» **Exercise description**: The data below is to be returned in full and exactly.

» **Dataset rows**:

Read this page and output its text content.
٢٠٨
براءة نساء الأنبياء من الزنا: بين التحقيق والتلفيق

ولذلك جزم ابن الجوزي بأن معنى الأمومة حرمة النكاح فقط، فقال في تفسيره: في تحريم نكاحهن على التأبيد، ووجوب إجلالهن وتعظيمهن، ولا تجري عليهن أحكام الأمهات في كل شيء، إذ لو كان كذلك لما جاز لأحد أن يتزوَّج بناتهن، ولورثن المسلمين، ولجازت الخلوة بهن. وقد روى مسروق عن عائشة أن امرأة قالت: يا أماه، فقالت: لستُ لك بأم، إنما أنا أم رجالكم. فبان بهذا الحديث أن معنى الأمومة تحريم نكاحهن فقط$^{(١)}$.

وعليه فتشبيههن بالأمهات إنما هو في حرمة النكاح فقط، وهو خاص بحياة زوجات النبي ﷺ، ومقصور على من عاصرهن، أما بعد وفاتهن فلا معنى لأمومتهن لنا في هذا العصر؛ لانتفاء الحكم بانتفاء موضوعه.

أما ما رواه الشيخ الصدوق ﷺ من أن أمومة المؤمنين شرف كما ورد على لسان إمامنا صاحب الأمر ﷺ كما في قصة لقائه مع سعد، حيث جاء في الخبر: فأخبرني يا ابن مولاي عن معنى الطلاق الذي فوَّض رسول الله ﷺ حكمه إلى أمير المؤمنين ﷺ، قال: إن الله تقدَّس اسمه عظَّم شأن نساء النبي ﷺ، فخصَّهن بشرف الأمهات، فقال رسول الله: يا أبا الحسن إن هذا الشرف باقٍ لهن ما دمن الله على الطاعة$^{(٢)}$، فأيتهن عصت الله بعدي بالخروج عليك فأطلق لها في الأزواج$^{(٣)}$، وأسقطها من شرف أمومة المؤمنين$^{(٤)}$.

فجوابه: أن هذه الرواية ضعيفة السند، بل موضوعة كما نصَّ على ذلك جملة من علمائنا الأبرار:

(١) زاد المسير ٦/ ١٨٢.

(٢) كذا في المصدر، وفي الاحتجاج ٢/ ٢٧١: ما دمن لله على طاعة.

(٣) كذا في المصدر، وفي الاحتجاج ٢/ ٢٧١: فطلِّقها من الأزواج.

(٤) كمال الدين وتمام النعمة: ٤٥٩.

» **Solution for this exercise**:
Read this page and output its text content.
٢٠٨
براءة نساء الأنبياء من الزنا: بين التحقيق والتلفيق

ولذلك جزم ابن الجوزي بأن معنى الأمومة حرمة النكاح فقط، فقال في تفسيره: في تحريم نكاحهن على التأبيد، ووجوب إجلالهن وتعظيمهن، ولا تجري عليهن أحكام الأمهات في كل شيء، إذ لو كان كذلك لما جاز لأحد أن يتزوَّج بناتهن، ولورثن المسلمين، ولجازت الخلوة بهن. وقد روى مسروق عن عائشة أن امرأة قالت: يا أماه، فقالت: لستُ لك بأم، إنما أنا أم رجالكم. فبان بهذا الحديث أن معنى الأمومة تحريم نكاحهن فقط$^{(١)}$.

وعليه فتشبيههن بالأمهات إنما هو في حرمة النكاح فقط، وهو خاص بحياة زوجات النبي ﷺ، ومقصور على من عاصرهن، أما بعد وفاتهن فلا معنى لأمومتهن لنا في هذا العصر؛ لانتفاء الحكم بانتفاء موضوعه.

أما ما رواه الشيخ الصدوق ﷺ من أن أمومة المؤمنين شرف كما ورد على لسان إمامنا صاحب الأمر ﷺ كما في قصة لقائه مع سعد، حيث جاء في الخبر: فأخبرني يا ابن مولاي عن معنى الطلاق الذي فوَّض رسول الله ﷺ حكمه إلى أمير المؤمنين ﷺ، قال: إن الله تقدَّس اسمه عظَّم شأن نساء النبي ﷺ، فخصَّهن بشرف الأمهات، فقال رسول الله: يا أبا الحسن إن هذا الشرف باقٍ لهن ما دمن الله على الطاعة$^{(٢)}$، فأيتهن عصت الله بعدي بالخروج عليك فأطلق لها في الأزواج$^{(٣)}$، وأسقطها من شرف أمومة المؤمنين$^{(٤)}$.

فجوابه: أن هذه الرواية ضعيفة السند، بل موضوعة كما نصَّ على ذلك جملة من علمائنا الأبرار:

(١) زاد المسير ٦/ ١٨٢.

(٢) كذا في المصدر، وفي الاحتجاج ٢/ ٢٧١: ما دمن لله على طاعة.

(٣) كذا في المصدر، وفي الاحتجاج ٢/ ٢٧١: فطلِّقها من الأزواج.

(٤) كمال الدين وتمام النعمة: ٤٥٩.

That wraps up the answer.